Dataset items:
##############################

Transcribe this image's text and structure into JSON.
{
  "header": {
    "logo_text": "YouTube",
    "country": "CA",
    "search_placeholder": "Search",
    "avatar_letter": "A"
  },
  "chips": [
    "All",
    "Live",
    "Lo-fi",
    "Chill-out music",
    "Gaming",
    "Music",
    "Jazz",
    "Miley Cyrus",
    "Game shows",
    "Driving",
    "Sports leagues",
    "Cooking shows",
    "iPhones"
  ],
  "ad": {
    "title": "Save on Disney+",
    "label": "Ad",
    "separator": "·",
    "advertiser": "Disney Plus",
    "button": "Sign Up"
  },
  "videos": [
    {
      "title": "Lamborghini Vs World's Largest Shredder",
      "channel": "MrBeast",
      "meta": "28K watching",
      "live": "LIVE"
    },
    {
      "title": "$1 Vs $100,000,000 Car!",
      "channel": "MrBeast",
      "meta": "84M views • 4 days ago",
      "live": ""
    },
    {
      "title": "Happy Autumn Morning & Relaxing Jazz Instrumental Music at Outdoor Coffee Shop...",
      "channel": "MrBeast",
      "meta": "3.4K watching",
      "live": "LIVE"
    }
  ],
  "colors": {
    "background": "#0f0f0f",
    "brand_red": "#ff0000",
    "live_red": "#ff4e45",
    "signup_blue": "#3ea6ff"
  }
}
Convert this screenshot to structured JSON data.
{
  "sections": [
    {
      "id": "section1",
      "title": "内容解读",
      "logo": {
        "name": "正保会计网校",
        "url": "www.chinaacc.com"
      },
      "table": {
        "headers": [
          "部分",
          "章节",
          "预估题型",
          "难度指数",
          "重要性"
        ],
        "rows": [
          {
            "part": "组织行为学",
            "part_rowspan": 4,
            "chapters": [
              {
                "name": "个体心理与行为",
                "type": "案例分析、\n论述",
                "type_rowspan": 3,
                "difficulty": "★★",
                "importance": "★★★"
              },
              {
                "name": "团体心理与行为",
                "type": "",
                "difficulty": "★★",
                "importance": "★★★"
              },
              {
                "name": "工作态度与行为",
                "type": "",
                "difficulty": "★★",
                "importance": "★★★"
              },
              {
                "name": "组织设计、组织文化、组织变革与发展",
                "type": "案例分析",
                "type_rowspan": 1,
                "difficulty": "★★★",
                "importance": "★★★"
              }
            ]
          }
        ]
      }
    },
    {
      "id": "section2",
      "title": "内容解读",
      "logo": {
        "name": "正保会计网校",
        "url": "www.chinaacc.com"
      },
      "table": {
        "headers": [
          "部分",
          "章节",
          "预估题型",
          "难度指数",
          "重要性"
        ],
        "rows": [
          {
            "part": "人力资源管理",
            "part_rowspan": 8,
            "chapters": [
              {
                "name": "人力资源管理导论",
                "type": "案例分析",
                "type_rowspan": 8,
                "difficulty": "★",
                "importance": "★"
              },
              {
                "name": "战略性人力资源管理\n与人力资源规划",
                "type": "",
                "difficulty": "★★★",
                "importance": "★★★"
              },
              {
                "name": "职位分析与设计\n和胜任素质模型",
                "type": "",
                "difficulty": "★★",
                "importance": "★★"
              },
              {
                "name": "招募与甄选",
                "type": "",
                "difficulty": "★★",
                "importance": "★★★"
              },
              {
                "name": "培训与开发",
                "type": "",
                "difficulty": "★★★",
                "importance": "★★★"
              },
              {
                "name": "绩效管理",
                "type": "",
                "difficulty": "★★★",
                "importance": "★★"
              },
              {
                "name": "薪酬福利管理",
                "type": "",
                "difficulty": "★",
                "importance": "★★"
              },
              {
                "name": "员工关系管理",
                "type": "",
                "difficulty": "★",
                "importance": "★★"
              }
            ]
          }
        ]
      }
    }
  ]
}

##############################

The exercise: Go through the listing and print each line exactly as it appears.

Task answer:
Transcribe this image's text and structure into JSON.
{
  "header": {
    "logo_text": "YouTube",
    "country": "CA",
    "search_placeholder": "Search",
    "avatar_letter": "A"
  },
  "chips": [
    "All",
    "Live",
    "Lo-fi",
    "Chill-out music",
    "Gaming",
    "Music",
    "Jazz",
    "Miley Cyrus",
    "Game shows",
    "Driving",
    "Sports leagues",
    "Cooking shows",
    "iPhones"
  ],
  "ad": {
    "title": "Save on Disney+",
    "label": "Ad",
    "separator": "·",
    "advertiser": "Disney Plus",
    "button": "Sign Up"
  },
  "videos": [
    {
      "title": "Lamborghini Vs World's Largest Shredder",
      "channel": "MrBeast",
      "meta": "28K watching",
      "live": "LIVE"
    },
    {
      "title": "$1 Vs $100,000,000 Car!",
      "channel": "MrBeast",
      "meta": "84M views • 4 days ago",
      "live": ""
    },
    {
      "title": "Happy Autumn Morning & Relaxing Jazz Instrumental Music at Outdoor Coffee Shop...",
      "channel": "MrBeast",
      "meta": "3.4K watching",
      "live": "LIVE"
    }
  ],
  "colors": {
    "background": "#0f0f0f",
    "brand_red": "#ff0000",
    "live_red": "#ff4e45",
    "signup_blue": "#3ea6ff"
  }
}
Convert this screenshot to structured JSON data.
{
  "sections": [
    {
      "id": "section1",
      "title": "内容解读",
      "logo": {
        "name": "正保会计网校",
        "url": "www.chinaacc.com"
      },
      "table": {
        "headers": [
          "部分",
          "章节",
          "预估题型",
          "难度指数",
          "重要性"
        ],
        "rows": [
          {
            "part": "组织行为学",
            "part_rowspan": 4,
            "chapters": [
              {
                "name": "个体心理与行为",
                "type": "案例分析、\n论述",
                "type_rowspan": 3,
                "difficulty": "★★",
                "importance": "★★★"
              },
              {
                "name": "团体心理与行为",
                "type": "",
                "difficulty": "★★",
                "importance": "★★★"
              },
              {
                "name": "工作态度与行为",
                "type": "",
                "difficulty": "★★",
                "importance": "★★★"
              },
              {
                "name": "组织设计、组织文化、组织变革与发展",
                "type": "案例分析",
                "type_rowspan": 1,
                "difficulty": "★★★",
                "importance": "★★★"
              }
            ]
          }
        ]
      }
    },
    {
      "id": "section2",
      "title": "内容解读",
      "logo": {
        "name": "正保会计网校",
        "url": "www.chinaacc.com"
      },
      "table": {
        "headers": [
          "部分",
          "章节",
          "预估题型",
          "难度指数",
          "重要性"
        ],
        "rows": [
          {
            "part": "人力资源管理",
            "part_rowspan": 8,
            "chapters": [
              {
                "name": "人力资源管理导论",
                "type": "案例分析",
                "type_rowspan": 8,
                "difficulty": "★",
                "importance": "★"
              },
              {
                "name": "战略性人力资源管理\n与人力资源规划",
                "type": "",
                "difficulty": "★★★",
                "importance": "★★★"
              },
              {
                "name": "职位分析与设计\n和胜任素质模型",
                "type": "",
                "difficulty": "★★",
                "importance": "★★"
              },
              {
                "name": "招募与甄选",
                "type": "",
                "difficulty": "★★",
                "importance": "★★★"
              },
              {
                "name": "培训与开发",
                "type": "",
                "difficulty": "★★★",
                "importance": "★★★"
              },
              {
                "name": "绩效管理",
                "type": "",
                "difficulty": "★★★",
                "importance": "★★"
              },
              {
                "name": "薪酬福利管理",
                "type": "",
                "difficulty": "★",
                "importance": "★★"
              },
              {
                "name": "员工关系管理",
                "type": "",
                "difficulty": "★",
                "importance": "★★"
              }
            ]
          }
        ]
      }
    }
  ]
}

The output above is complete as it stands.